» **Exercise details**: Transcribe the whole listing below without changing a word, but leave out every image.

====== Data excerpts ======

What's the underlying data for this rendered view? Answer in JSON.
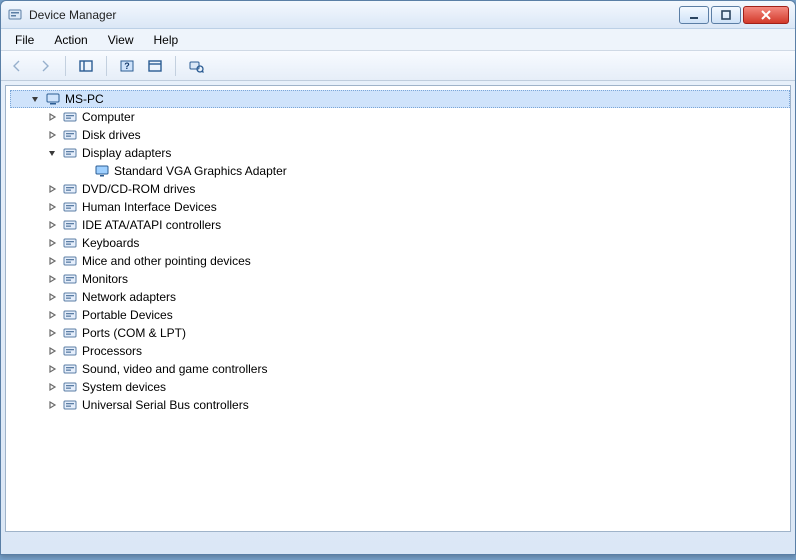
{
  "window": {
    "title": "Device Manager"
  },
  "menu": {
    "file": "File",
    "action": "Action",
    "view": "View",
    "help": "Help"
  },
  "tree": {
    "root": "MS-PC",
    "items": [
      {
        "label": "Computer"
      },
      {
        "label": "Disk drives"
      },
      {
        "label": "Display adapters",
        "expanded": true,
        "children": [
          {
            "label": "Standard VGA Graphics Adapter"
          }
        ]
      },
      {
        "label": "DVD/CD-ROM drives"
      },
      {
        "label": "Human Interface Devices"
      },
      {
        "label": "IDE ATA/ATAPI controllers"
      },
      {
        "label": "Keyboards"
      },
      {
        "label": "Mice and other pointing devices"
      },
      {
        "label": "Monitors"
      },
      {
        "label": "Network adapters"
      },
      {
        "label": "Portable Devices"
      },
      {
        "label": "Ports (COM & LPT)"
      },
      {
        "label": "Processors"
      },
      {
        "label": "Sound, video and game controllers"
      },
      {
        "label": "System devices"
      },
      {
        "label": "Universal Serial Bus controllers"
      }
    ]
  }
}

======

» **Written reply**:
What's the underlying data for this rendered view? Answer in JSON.
{
  "window": {
    "title": "Device Manager"
  },
  "menu": {
    "file": "File",
    "action": "Action",
    "view": "View",
    "help": "Help"
  },
  "tree": {
    "root": "MS-PC",
    "items": [
      {
        "label": "Computer"
      },
      {
        "label": "Disk drives"
      },
      {
        "label": "Display adapters",
        "expanded": true,
        "children": [
          {
            "label": "Standard VGA Graphics Adapter"
          }
        ]
      },
      {
        "label": "DVD/CD-ROM drives"
      },
      {
        "label": "Human Interface Devices"
      },
      {
        "label": "IDE ATA/ATAPI controllers"
      },
      {
        "label": "Keyboards"
      },
      {
        "label": "Mice and other pointing devices"
      },
      {
        "label": "Monitors"
      },
      {
        "label": "Network adapters"
      },
      {
        "label": "Portable Devices"
      },
      {
        "label": "Ports (COM & LPT)"
      },
      {
        "label": "Processors"
      },
      {
        "label": "Sound, video and game controllers"
      },
      {
        "label": "System devices"
      },
      {
        "label": "Universal Serial Bus controllers"
      }
    ]
  }
}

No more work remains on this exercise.